INSTRUCTIONS FOR THE TASK => Images embedded in the records are excluded; print everything else exactly as given.
## begin
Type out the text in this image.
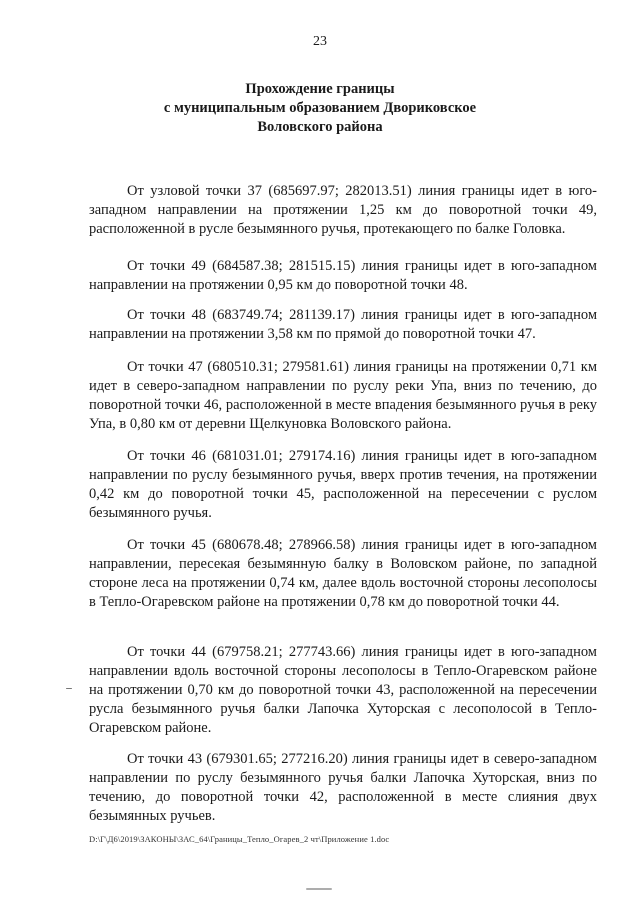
23
Прохождение границы
с муниципальным образованием Двориковское
Воловского района

От узловой точки 37 (685697.97; 282013.51) линия границы идет в юго-западном направлении на протяжении 1,25 км до поворотной точки 49, расположенной в русле безымянного ручья, протекающего по балке Головка.

От точки 49 (684587.38; 281515.15) линия границы идет в юго-западном направлении на протяжении 0,95 км до поворотной точки 48.

От точки 48 (683749.74; 281139.17) линия границы идет в юго-западном направлении на протяжении 3,58 км по прямой до поворотной точки 47.

От точки 47 (680510.31; 279581.61) линия границы на протяжении 0,71 км идет в северо-западном направлении по руслу реки Упа, вниз по течению, до поворотной точки 46, расположенной в месте впадения безымянного ручья в реку Упа, в 0,80 км от деревни Щелкуновка Воловского района.

От точки 46 (681031.01; 279174.16) линия границы идет в юго-западном направлении по руслу безымянного ручья, вверх против течения, на протяжении 0,42 км до поворотной точки 45, расположенной на пересечении с руслом безымянного ручья.

От точки 45 (680678.48; 278966.58) линия границы идет в юго-западном направлении, пересекая безымянную балку в Воловском районе, по западной стороне леса на протяжении 0,74 км, далее вдоль восточной стороны лесополосы в Тепло-Огаревском районе на протяжении 0,78 км до поворотной точки 44.

От точки 44 (679758.21; 277743.66) линия границы идет в юго-западном направлении вдоль восточной стороны лесополосы в Тепло-Огаревском районе на протяжении 0,70 км до поворотной точки 43, расположенной на пересечении русла безымянного ручья балки Лапочка Хуторская с лесополосой в Тепло-Огаревском районе.

От точки 43 (679301.65; 277216.20) линия границы идет в северо-западном направлении по руслу безымянного ручья балки Лапочка Хуторская, вниз по течению, до поворотной точки 42, расположенной в месте слияния двух безымянных ручьев.

D:\Г\Д6\2019\ЗАКОНЫ\ЗАС_64\Границы_Тепло_Огарев_2 чт\Приложение 1.doc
## end
IN RESPONSE =>
Type out the text in this image.
23
Прохождение границы
с муниципальным образованием Двориковское
Воловского района

От узловой точки 37 (685697.97; 282013.51) линия границы идет в юго-западном направлении на протяжении 1,25 км до поворотной точки 49, расположенной в русле безымянного ручья, протекающего по балке Головка.

От точки 49 (684587.38; 281515.15) линия границы идет в юго-западном направлении на протяжении 0,95 км до поворотной точки 48.

От точки 48 (683749.74; 281139.17) линия границы идет в юго-западном направлении на протяжении 3,58 км по прямой до поворотной точки 47.

От точки 47 (680510.31; 279581.61) линия границы на протяжении 0,71 км идет в северо-западном направлении по руслу реки Упа, вниз по течению, до поворотной точки 46, расположенной в месте впадения безымянного ручья в реку Упа, в 0,80 км от деревни Щелкуновка Воловского района.

От точки 46 (681031.01; 279174.16) линия границы идет в юго-западном направлении по руслу безымянного ручья, вверх против течения, на протяжении 0,42 км до поворотной точки 45, расположенной на пересечении с руслом безымянного ручья.

От точки 45 (680678.48; 278966.58) линия границы идет в юго-западном направлении, пересекая безымянную балку в Воловском районе, по западной стороне леса на протяжении 0,74 км, далее вдоль восточной стороны лесополосы в Тепло-Огаревском районе на протяжении 0,78 км до поворотной точки 44.

От точки 44 (679758.21; 277743.66) линия границы идет в юго-западном направлении вдоль восточной стороны лесополосы в Тепло-Огаревском районе на протяжении 0,70 км до поворотной точки 43, расположенной на пересечении русла безымянного ручья балки Лапочка Хуторская с лесополосой в Тепло-Огаревском районе.

От точки 43 (679301.65; 277216.20) линия границы идет в северо-западном направлении по руслу безымянного ручья балки Лапочка Хуторская, вниз по течению, до поворотной точки 42, расположенной в месте слияния двух безымянных ручьев.

D:\Г\Д6\2019\ЗАКОНЫ\ЗАС_64\Границы_Тепло_Огарев_2 чт\Приложение 1.doc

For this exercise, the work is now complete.